■ Work to be completed
Write out all the lines again, precisely as they stand, but without the images.

Stored data entries
::::::

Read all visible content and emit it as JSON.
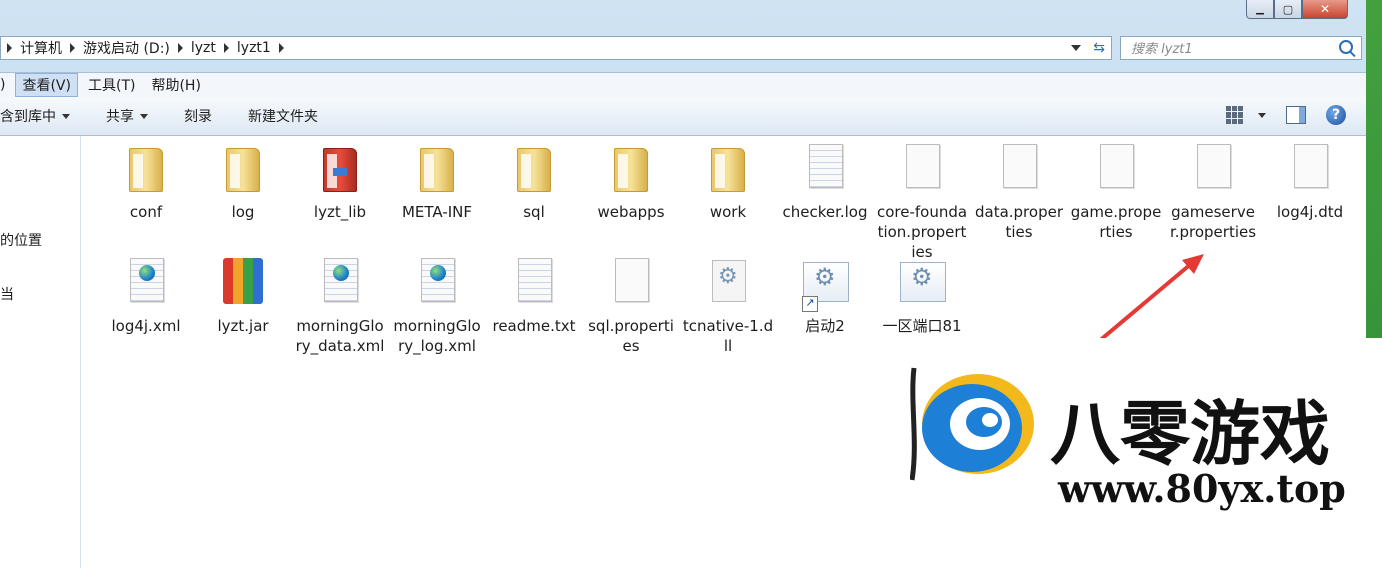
{
  "window": {
    "minimize": "▁",
    "maximize": "▢",
    "close": "✕"
  },
  "address": {
    "crumbs": [
      "计算机",
      "游戏启动 (D:)",
      "lyzt",
      "lyzt1"
    ]
  },
  "search": {
    "placeholder": "搜索 lyzt1"
  },
  "menu": [
    {
      "label": ")"
    },
    {
      "label": "查看(V)"
    },
    {
      "label": "工具(T)"
    },
    {
      "label": "帮助(H)"
    }
  ],
  "toolbar": {
    "library": "含到库中",
    "share": "共享",
    "burn": "刻录",
    "new_folder": "新建文件夹",
    "help": "?"
  },
  "nav": {
    "recent": "的位置",
    "item2": "当"
  },
  "files": [
    {
      "name": "conf",
      "type": "folder"
    },
    {
      "name": "log",
      "type": "folder"
    },
    {
      "name": "lyzt_lib",
      "type": "folder-red"
    },
    {
      "name": "META-INF",
      "type": "folder"
    },
    {
      "name": "sql",
      "type": "folder"
    },
    {
      "name": "webapps",
      "type": "folder"
    },
    {
      "name": "work",
      "type": "folder"
    },
    {
      "name": "checker.log",
      "type": "text"
    },
    {
      "name": "core-foundation.properties",
      "type": "file"
    },
    {
      "name": "data.properties",
      "type": "file"
    },
    {
      "name": "game.properties",
      "type": "file"
    },
    {
      "name": "gameserver.properties",
      "type": "file"
    },
    {
      "name": "log4j.dtd",
      "type": "file"
    },
    {
      "name": "log4j.xml",
      "type": "xml"
    },
    {
      "name": "lyzt.jar",
      "type": "jar"
    },
    {
      "name": "morningGlory_data.xml",
      "type": "xml"
    },
    {
      "name": "morningGlory_log.xml",
      "type": "xml"
    },
    {
      "name": "readme.txt",
      "type": "text"
    },
    {
      "name": "sql.properties",
      "type": "file"
    },
    {
      "name": "tcnative-1.dll",
      "type": "dll"
    },
    {
      "name": "启动2",
      "type": "shortcut"
    },
    {
      "name": "一区端口81",
      "type": "exe"
    }
  ],
  "watermark": {
    "title": "八零游戏",
    "url": "www.80yx.top"
  },
  "colors": {
    "arrow": "#e53935",
    "accent": "#2d6db4"
  }
}
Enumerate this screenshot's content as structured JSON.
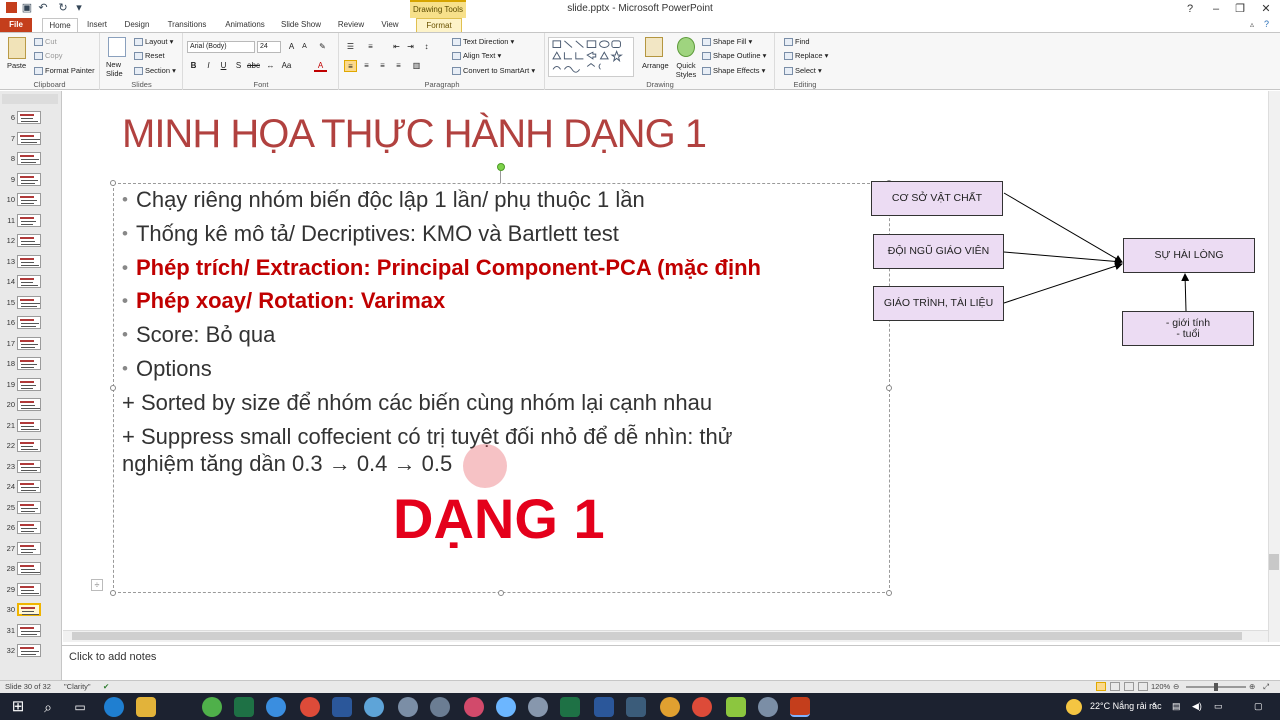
{
  "app": {
    "title": "slide.pptx - Microsoft PowerPoint",
    "context_tab": "Drawing Tools"
  },
  "tabs": [
    "File",
    "Home",
    "Insert",
    "Design",
    "Transitions",
    "Animations",
    "Slide Show",
    "Review",
    "View",
    "Format"
  ],
  "ribbon": {
    "clipboard": {
      "paste": "Paste",
      "cut": "Cut",
      "copy": "Copy",
      "format_painter": "Format Painter",
      "label": "Clipboard"
    },
    "slides": {
      "new_slide": "New Slide",
      "layout": "Layout",
      "reset": "Reset",
      "section": "Section",
      "label": "Slides"
    },
    "font": {
      "font_name": "Arial (Body)",
      "font_size": "24",
      "label": "Font"
    },
    "paragraph": {
      "text_direction": "Text Direction",
      "align_text": "Align Text",
      "convert": "Convert to SmartArt",
      "label": "Paragraph"
    },
    "drawing": {
      "arrange": "Arrange",
      "quick_styles": "Quick Styles",
      "shape_fill": "Shape Fill",
      "shape_outline": "Shape Outline",
      "shape_effects": "Shape Effects",
      "label": "Drawing"
    },
    "editing": {
      "find": "Find",
      "replace": "Replace",
      "select": "Select",
      "label": "Editing"
    }
  },
  "thumbnails": {
    "numbers": [
      "6",
      "7",
      "8",
      "9",
      "10",
      "11",
      "12",
      "13",
      "14",
      "15",
      "16",
      "17",
      "18",
      "19",
      "20",
      "21",
      "22",
      "23",
      "24",
      "25",
      "26",
      "27",
      "28",
      "29",
      "30",
      "31",
      "32"
    ],
    "selected": "30"
  },
  "slide": {
    "title": "MINH HỌA THỰC HÀNH DẠNG 1",
    "bullets": [
      "Chạy riêng nhóm biến độc lập 1 lần/ phụ thuộc 1 lần",
      "Thống kê mô tả/ Decriptives: KMO và Bartlett test",
      "Phép trích/ Extraction: Principal Component-PCA (mặc định",
      "Phép xoay/ Rotation: Varimax",
      "Score: Bỏ qua",
      "Options"
    ],
    "plain_lines": [
      "+ Sorted by size để nhóm các biến cùng nhóm lại cạnh nhau",
      "+ Suppress small coffecient có trị tuyệt đối nhỏ để dễ nhìn: thử",
      "nghiệm tăng dần 0.3 → 0.4 → 0.5"
    ],
    "big_label": "DẠNG 1",
    "diagram": {
      "box1": "CƠ SỞ VẬT CHẤT",
      "box2": "ĐỘI NGŨ GIÁO VIÊN",
      "box3": "GIÁO TRÌNH, TÀI LIỆU",
      "target": "SỰ HÀI LÒNG",
      "control_line1": "- giới tính",
      "control_line2": "- tuổi"
    }
  },
  "notes": {
    "placeholder": "Click to add notes"
  },
  "status": {
    "slide_info": "Slide 30 of 32",
    "theme": "\"Clarity\"",
    "zoom": "120%"
  },
  "taskbar": {
    "weather": "22°C  Nắng rải rác"
  },
  "colors": {
    "title": "#b1413f",
    "accent_red": "#c00000",
    "big_red": "#e4001b",
    "box_fill": "#ecdcf3",
    "file_tab": "#c43e1c"
  }
}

::::::

■ Solution to this exercise
Read all visible content and emit it as JSON.
{
  "window": {
    "minimize": "▁",
    "maximize": "▢",
    "close": "✕"
  },
  "address": {
    "crumbs": [
      "计算机",
      "游戏启动 (D:)",
      "lyzt",
      "lyzt1"
    ]
  },
  "search": {
    "placeholder": "搜索 lyzt1"
  },
  "menu": [
    {
      "label": ")"
    },
    {
      "label": "查看(V)"
    },
    {
      "label": "工具(T)"
    },
    {
      "label": "帮助(H)"
    }
  ],
  "toolbar": {
    "library": "含到库中",
    "share": "共享",
    "burn": "刻录",
    "new_folder": "新建文件夹",
    "help": "?"
  },
  "nav": {
    "recent": "的位置",
    "item2": "当"
  },
  "files": [
    {
      "name": "conf",
      "type": "folder"
    },
    {
      "name": "log",
      "type": "folder"
    },
    {
      "name": "lyzt_lib",
      "type": "folder-red"
    },
    {
      "name": "META-INF",
      "type": "folder"
    },
    {
      "name": "sql",
      "type": "folder"
    },
    {
      "name": "webapps",
      "type": "folder"
    },
    {
      "name": "work",
      "type": "folder"
    },
    {
      "name": "checker.log",
      "type": "text"
    },
    {
      "name": "core-foundation.properties",
      "type": "file"
    },
    {
      "name": "data.properties",
      "type": "file"
    },
    {
      "name": "game.properties",
      "type": "file"
    },
    {
      "name": "gameserver.properties",
      "type": "file"
    },
    {
      "name": "log4j.dtd",
      "type": "file"
    },
    {
      "name": "log4j.xml",
      "type": "xml"
    },
    {
      "name": "lyzt.jar",
      "type": "jar"
    },
    {
      "name": "morningGlory_data.xml",
      "type": "xml"
    },
    {
      "name": "morningGlory_log.xml",
      "type": "xml"
    },
    {
      "name": "readme.txt",
      "type": "text"
    },
    {
      "name": "sql.properties",
      "type": "file"
    },
    {
      "name": "tcnative-1.dll",
      "type": "dll"
    },
    {
      "name": "启动2",
      "type": "shortcut"
    },
    {
      "name": "一区端口81",
      "type": "exe"
    }
  ],
  "watermark": {
    "title": "八零游戏",
    "url": "www.80yx.top"
  },
  "colors": {
    "arrow": "#e53935",
    "accent": "#2d6db4"
  }
}
Enumerate this screenshot's content as structured JSON.
{
  "app": {
    "title": "slide.pptx - Microsoft PowerPoint",
    "context_tab": "Drawing Tools"
  },
  "tabs": [
    "File",
    "Home",
    "Insert",
    "Design",
    "Transitions",
    "Animations",
    "Slide Show",
    "Review",
    "View",
    "Format"
  ],
  "ribbon": {
    "clipboard": {
      "paste": "Paste",
      "cut": "Cut",
      "copy": "Copy",
      "format_painter": "Format Painter",
      "label": "Clipboard"
    },
    "slides": {
      "new_slide": "New Slide",
      "layout": "Layout",
      "reset": "Reset",
      "section": "Section",
      "label": "Slides"
    },
    "font": {
      "font_name": "Arial (Body)",
      "font_size": "24",
      "label": "Font"
    },
    "paragraph": {
      "text_direction": "Text Direction",
      "align_text": "Align Text",
      "convert": "Convert to SmartArt",
      "label": "Paragraph"
    },
    "drawing": {
      "arrange": "Arrange",
      "quick_styles": "Quick Styles",
      "shape_fill": "Shape Fill",
      "shape_outline": "Shape Outline",
      "shape_effects": "Shape Effects",
      "label": "Drawing"
    },
    "editing": {
      "find": "Find",
      "replace": "Replace",
      "select": "Select",
      "label": "Editing"
    }
  },
  "thumbnails": {
    "numbers": [
      "6",
      "7",
      "8",
      "9",
      "10",
      "11",
      "12",
      "13",
      "14",
      "15",
      "16",
      "17",
      "18",
      "19",
      "20",
      "21",
      "22",
      "23",
      "24",
      "25",
      "26",
      "27",
      "28",
      "29",
      "30",
      "31",
      "32"
    ],
    "selected": "30"
  },
  "slide": {
    "title": "MINH HỌA THỰC HÀNH DẠNG 1",
    "bullets": [
      "Chạy riêng nhóm biến độc lập 1 lần/ phụ thuộc 1 lần",
      "Thống kê mô tả/ Decriptives: KMO và Bartlett test",
      "Phép trích/ Extraction: Principal Component-PCA (mặc định",
      "Phép xoay/ Rotation: Varimax",
      "Score: Bỏ qua",
      "Options"
    ],
    "plain_lines": [
      "+ Sorted by size để nhóm các biến cùng nhóm lại cạnh nhau",
      "+ Suppress small coffecient có trị tuyệt đối nhỏ để dễ nhìn: thử",
      "nghiệm tăng dần 0.3 → 0.4 → 0.5"
    ],
    "big_label": "DẠNG 1",
    "diagram": {
      "box1": "CƠ SỞ VẬT CHẤT",
      "box2": "ĐỘI NGŨ GIÁO VIÊN",
      "box3": "GIÁO TRÌNH, TÀI LIỆU",
      "target": "SỰ HÀI LÒNG",
      "control_line1": "- giới tính",
      "control_line2": "- tuổi"
    }
  },
  "notes": {
    "placeholder": "Click to add notes"
  },
  "status": {
    "slide_info": "Slide 30 of 32",
    "theme": "\"Clarity\"",
    "zoom": "120%"
  },
  "taskbar": {
    "weather": "22°C  Nắng rải rác"
  },
  "colors": {
    "title": "#b1413f",
    "accent_red": "#c00000",
    "big_red": "#e4001b",
    "box_fill": "#ecdcf3",
    "file_tab": "#c43e1c"
  }
}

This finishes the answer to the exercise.